• [INPUT DATA]:
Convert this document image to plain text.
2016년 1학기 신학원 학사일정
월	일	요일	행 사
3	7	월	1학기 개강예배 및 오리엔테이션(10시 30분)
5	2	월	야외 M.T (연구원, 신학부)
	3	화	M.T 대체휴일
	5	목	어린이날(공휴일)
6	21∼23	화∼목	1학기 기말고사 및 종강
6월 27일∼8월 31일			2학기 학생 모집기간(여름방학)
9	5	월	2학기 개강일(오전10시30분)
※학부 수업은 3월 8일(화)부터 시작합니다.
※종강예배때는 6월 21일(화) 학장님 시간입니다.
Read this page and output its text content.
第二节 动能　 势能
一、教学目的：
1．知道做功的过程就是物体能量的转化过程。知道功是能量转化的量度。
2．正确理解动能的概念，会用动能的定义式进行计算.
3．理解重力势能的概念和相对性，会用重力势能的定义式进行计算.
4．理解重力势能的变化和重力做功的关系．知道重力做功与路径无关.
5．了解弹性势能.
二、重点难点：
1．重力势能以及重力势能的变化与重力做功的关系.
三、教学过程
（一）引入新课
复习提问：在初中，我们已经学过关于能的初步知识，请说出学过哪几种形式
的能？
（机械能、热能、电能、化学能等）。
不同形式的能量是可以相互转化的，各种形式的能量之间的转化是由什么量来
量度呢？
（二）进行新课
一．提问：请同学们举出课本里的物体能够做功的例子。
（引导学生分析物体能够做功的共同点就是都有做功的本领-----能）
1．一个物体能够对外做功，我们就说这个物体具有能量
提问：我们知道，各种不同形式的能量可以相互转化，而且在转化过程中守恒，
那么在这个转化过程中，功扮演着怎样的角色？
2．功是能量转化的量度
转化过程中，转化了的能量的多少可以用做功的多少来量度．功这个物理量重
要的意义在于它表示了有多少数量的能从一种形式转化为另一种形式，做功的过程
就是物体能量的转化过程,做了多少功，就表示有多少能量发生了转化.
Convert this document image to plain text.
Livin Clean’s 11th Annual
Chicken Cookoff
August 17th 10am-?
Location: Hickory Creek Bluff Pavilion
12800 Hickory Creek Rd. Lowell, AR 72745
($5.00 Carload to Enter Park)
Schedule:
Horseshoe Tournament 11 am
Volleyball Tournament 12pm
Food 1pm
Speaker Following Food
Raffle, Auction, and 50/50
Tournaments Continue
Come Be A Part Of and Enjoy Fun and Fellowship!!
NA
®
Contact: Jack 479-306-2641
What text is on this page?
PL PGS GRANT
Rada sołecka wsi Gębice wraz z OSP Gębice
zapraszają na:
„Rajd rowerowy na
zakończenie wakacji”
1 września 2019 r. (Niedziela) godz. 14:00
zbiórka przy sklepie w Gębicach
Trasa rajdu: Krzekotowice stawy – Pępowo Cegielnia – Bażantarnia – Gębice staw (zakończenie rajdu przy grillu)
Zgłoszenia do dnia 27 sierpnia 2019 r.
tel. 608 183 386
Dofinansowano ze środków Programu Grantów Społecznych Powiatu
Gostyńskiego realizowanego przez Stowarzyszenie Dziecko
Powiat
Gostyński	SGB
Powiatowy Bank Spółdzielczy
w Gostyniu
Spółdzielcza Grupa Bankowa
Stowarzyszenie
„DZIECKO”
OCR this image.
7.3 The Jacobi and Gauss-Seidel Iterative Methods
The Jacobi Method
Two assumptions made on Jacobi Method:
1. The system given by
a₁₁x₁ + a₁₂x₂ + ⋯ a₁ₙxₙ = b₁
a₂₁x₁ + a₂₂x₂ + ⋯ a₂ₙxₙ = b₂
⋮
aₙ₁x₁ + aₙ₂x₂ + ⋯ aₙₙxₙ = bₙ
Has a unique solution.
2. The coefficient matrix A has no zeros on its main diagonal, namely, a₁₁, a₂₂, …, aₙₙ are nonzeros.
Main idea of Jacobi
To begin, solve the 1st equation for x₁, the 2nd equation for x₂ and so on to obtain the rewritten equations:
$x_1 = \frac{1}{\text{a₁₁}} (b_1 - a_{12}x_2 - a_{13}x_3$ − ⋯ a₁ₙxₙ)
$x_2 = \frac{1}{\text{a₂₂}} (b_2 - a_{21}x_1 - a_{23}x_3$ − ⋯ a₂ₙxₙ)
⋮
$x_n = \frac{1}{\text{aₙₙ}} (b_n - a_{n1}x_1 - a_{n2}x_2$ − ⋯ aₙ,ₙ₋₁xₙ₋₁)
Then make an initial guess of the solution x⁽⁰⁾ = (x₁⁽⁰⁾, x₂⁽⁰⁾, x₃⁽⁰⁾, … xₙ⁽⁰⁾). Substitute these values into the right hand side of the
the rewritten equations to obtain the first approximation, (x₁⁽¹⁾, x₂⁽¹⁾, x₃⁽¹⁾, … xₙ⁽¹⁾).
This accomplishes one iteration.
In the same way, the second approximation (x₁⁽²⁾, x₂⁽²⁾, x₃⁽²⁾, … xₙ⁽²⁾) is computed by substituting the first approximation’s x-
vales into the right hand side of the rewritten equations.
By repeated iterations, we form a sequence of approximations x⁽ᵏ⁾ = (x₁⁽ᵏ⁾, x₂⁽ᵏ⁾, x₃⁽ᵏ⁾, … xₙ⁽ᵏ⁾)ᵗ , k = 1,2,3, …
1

• [GOAL]: Determine the number of lines in the listing that hold the word "text", and supply that number and nothing further.

• [THE COMPLETED TASK]: 7